━━━ EXERCISE DATA

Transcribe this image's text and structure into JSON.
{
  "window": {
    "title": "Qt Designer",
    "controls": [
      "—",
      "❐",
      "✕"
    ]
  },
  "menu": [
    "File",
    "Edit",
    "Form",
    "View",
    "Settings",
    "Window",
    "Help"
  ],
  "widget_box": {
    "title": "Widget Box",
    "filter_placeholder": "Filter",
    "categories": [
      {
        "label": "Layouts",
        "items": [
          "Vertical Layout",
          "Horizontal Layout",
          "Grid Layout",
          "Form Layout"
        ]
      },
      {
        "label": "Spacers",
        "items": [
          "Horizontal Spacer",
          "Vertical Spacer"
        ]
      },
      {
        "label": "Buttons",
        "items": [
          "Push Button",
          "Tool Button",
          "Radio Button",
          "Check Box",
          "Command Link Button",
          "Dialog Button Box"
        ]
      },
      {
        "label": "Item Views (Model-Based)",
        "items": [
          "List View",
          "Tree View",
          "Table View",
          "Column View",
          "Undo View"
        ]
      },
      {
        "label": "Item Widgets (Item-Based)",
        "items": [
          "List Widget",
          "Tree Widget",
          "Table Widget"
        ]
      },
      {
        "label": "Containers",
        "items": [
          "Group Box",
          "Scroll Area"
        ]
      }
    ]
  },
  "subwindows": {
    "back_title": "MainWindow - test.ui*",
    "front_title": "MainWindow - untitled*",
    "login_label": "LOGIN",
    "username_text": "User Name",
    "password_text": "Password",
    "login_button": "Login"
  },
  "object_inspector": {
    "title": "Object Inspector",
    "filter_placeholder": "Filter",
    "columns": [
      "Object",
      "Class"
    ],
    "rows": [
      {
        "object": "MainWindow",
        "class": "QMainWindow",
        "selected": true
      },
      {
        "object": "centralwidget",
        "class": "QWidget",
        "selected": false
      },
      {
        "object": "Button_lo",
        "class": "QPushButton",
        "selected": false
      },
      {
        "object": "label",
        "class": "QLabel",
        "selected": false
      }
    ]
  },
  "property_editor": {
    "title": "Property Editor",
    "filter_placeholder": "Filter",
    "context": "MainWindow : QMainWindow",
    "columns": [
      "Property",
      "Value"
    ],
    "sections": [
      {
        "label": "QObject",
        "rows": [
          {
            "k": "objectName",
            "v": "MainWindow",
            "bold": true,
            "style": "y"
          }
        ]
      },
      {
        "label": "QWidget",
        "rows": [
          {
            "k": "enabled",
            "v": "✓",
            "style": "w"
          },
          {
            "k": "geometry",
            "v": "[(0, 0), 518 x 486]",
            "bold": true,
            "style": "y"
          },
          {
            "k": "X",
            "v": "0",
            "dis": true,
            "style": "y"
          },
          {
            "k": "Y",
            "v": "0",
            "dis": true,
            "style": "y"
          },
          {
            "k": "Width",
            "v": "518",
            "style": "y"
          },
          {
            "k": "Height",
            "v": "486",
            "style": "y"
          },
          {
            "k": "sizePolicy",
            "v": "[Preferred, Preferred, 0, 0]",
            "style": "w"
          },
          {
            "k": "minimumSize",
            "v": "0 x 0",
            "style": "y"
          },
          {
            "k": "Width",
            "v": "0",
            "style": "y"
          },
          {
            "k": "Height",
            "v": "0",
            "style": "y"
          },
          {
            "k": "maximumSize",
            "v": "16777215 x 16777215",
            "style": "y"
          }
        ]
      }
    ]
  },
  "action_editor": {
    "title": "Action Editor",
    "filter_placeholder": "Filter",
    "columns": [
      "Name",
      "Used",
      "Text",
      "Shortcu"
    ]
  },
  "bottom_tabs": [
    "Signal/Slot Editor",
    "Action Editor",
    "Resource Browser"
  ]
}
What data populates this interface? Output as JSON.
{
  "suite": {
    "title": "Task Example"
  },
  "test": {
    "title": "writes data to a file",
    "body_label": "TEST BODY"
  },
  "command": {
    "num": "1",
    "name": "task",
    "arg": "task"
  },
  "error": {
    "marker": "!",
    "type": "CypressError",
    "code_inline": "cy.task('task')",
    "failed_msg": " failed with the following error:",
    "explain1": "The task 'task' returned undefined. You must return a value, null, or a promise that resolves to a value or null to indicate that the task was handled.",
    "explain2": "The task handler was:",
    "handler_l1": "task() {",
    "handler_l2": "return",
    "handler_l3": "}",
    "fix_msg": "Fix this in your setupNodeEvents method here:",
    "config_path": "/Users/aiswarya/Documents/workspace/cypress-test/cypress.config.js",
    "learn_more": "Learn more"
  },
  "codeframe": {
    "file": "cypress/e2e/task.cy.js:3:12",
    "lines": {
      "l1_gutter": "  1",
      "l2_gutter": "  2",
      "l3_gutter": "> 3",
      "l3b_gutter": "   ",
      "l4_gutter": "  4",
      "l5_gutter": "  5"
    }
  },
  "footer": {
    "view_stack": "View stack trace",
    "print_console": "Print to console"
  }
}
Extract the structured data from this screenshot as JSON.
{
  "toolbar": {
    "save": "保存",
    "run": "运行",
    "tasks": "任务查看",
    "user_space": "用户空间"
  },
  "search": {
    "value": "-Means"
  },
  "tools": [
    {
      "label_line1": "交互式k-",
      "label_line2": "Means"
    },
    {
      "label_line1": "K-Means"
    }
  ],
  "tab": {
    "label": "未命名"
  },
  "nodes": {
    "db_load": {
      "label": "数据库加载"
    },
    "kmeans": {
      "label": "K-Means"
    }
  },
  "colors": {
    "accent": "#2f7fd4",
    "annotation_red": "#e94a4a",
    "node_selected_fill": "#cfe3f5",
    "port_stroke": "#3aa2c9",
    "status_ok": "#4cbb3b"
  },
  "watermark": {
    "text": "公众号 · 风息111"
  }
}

━━━━━━

**WHAT THIS TASK INVOLVES:** Retype the data exactly as given.

**FINISHED TASK:**
Transcribe this image's text and structure into JSON.
{
  "window": {
    "title": "Qt Designer",
    "controls": [
      "—",
      "❐",
      "✕"
    ]
  },
  "menu": [
    "File",
    "Edit",
    "Form",
    "View",
    "Settings",
    "Window",
    "Help"
  ],
  "widget_box": {
    "title": "Widget Box",
    "filter_placeholder": "Filter",
    "categories": [
      {
        "label": "Layouts",
        "items": [
          "Vertical Layout",
          "Horizontal Layout",
          "Grid Layout",
          "Form Layout"
        ]
      },
      {
        "label": "Spacers",
        "items": [
          "Horizontal Spacer",
          "Vertical Spacer"
        ]
      },
      {
        "label": "Buttons",
        "items": [
          "Push Button",
          "Tool Button",
          "Radio Button",
          "Check Box",
          "Command Link Button",
          "Dialog Button Box"
        ]
      },
      {
        "label": "Item Views (Model-Based)",
        "items": [
          "List View",
          "Tree View",
          "Table View",
          "Column View",
          "Undo View"
        ]
      },
      {
        "label": "Item Widgets (Item-Based)",
        "items": [
          "List Widget",
          "Tree Widget",
          "Table Widget"
        ]
      },
      {
        "label": "Containers",
        "items": [
          "Group Box",
          "Scroll Area"
        ]
      }
    ]
  },
  "subwindows": {
    "back_title": "MainWindow - test.ui*",
    "front_title": "MainWindow - untitled*",
    "login_label": "LOGIN",
    "username_text": "User Name",
    "password_text": "Password",
    "login_button": "Login"
  },
  "object_inspector": {
    "title": "Object Inspector",
    "filter_placeholder": "Filter",
    "columns": [
      "Object",
      "Class"
    ],
    "rows": [
      {
        "object": "MainWindow",
        "class": "QMainWindow",
        "selected": true
      },
      {
        "object": "centralwidget",
        "class": "QWidget",
        "selected": false
      },
      {
        "object": "Button_lo",
        "class": "QPushButton",
        "selected": false
      },
      {
        "object": "label",
        "class": "QLabel",
        "selected": false
      }
    ]
  },
  "property_editor": {
    "title": "Property Editor",
    "filter_placeholder": "Filter",
    "context": "MainWindow : QMainWindow",
    "columns": [
      "Property",
      "Value"
    ],
    "sections": [
      {
        "label": "QObject",
        "rows": [
          {
            "k": "objectName",
            "v": "MainWindow",
            "bold": true,
            "style": "y"
          }
        ]
      },
      {
        "label": "QWidget",
        "rows": [
          {
            "k": "enabled",
            "v": "✓",
            "style": "w"
          },
          {
            "k": "geometry",
            "v": "[(0, 0), 518 x 486]",
            "bold": true,
            "style": "y"
          },
          {
            "k": "X",
            "v": "0",
            "dis": true,
            "style": "y"
          },
          {
            "k": "Y",
            "v": "0",
            "dis": true,
            "style": "y"
          },
          {
            "k": "Width",
            "v": "518",
            "style": "y"
          },
          {
            "k": "Height",
            "v": "486",
            "style": "y"
          },
          {
            "k": "sizePolicy",
            "v": "[Preferred, Preferred, 0, 0]",
            "style": "w"
          },
          {
            "k": "minimumSize",
            "v": "0 x 0",
            "style": "y"
          },
          {
            "k": "Width",
            "v": "0",
            "style": "y"
          },
          {
            "k": "Height",
            "v": "0",
            "style": "y"
          },
          {
            "k": "maximumSize",
            "v": "16777215 x 16777215",
            "style": "y"
          }
        ]
      }
    ]
  },
  "action_editor": {
    "title": "Action Editor",
    "filter_placeholder": "Filter",
    "columns": [
      "Name",
      "Used",
      "Text",
      "Shortcu"
    ]
  },
  "bottom_tabs": [
    "Signal/Slot Editor",
    "Action Editor",
    "Resource Browser"
  ]
}
What data populates this interface? Output as JSON.
{
  "suite": {
    "title": "Task Example"
  },
  "test": {
    "title": "writes data to a file",
    "body_label": "TEST BODY"
  },
  "command": {
    "num": "1",
    "name": "task",
    "arg": "task"
  },
  "error": {
    "marker": "!",
    "type": "CypressError",
    "code_inline": "cy.task('task')",
    "failed_msg": " failed with the following error:",
    "explain1": "The task 'task' returned undefined. You must return a value, null, or a promise that resolves to a value or null to indicate that the task was handled.",
    "explain2": "The task handler was:",
    "handler_l1": "task() {",
    "handler_l2": "return",
    "handler_l3": "}",
    "fix_msg": "Fix this in your setupNodeEvents method here:",
    "config_path": "/Users/aiswarya/Documents/workspace/cypress-test/cypress.config.js",
    "learn_more": "Learn more"
  },
  "codeframe": {
    "file": "cypress/e2e/task.cy.js:3:12",
    "lines": {
      "l1_gutter": "  1",
      "l2_gutter": "  2",
      "l3_gutter": "> 3",
      "l3b_gutter": "   ",
      "l4_gutter": "  4",
      "l5_gutter": "  5"
    }
  },
  "footer": {
    "view_stack": "View stack trace",
    "print_console": "Print to console"
  }
}
Extract the structured data from this screenshot as JSON.
{
  "toolbar": {
    "save": "保存",
    "run": "运行",
    "tasks": "任务查看",
    "user_space": "用户空间"
  },
  "search": {
    "value": "-Means"
  },
  "tools": [
    {
      "label_line1": "交互式k-",
      "label_line2": "Means"
    },
    {
      "label_line1": "K-Means"
    }
  ],
  "tab": {
    "label": "未命名"
  },
  "nodes": {
    "db_load": {
      "label": "数据库加载"
    },
    "kmeans": {
      "label": "K-Means"
    }
  },
  "colors": {
    "accent": "#2f7fd4",
    "annotation_red": "#e94a4a",
    "node_selected_fill": "#cfe3f5",
    "port_stroke": "#3aa2c9",
    "status_ok": "#4cbb3b"
  },
  "watermark": {
    "text": "公众号 · 风息111"
  }
}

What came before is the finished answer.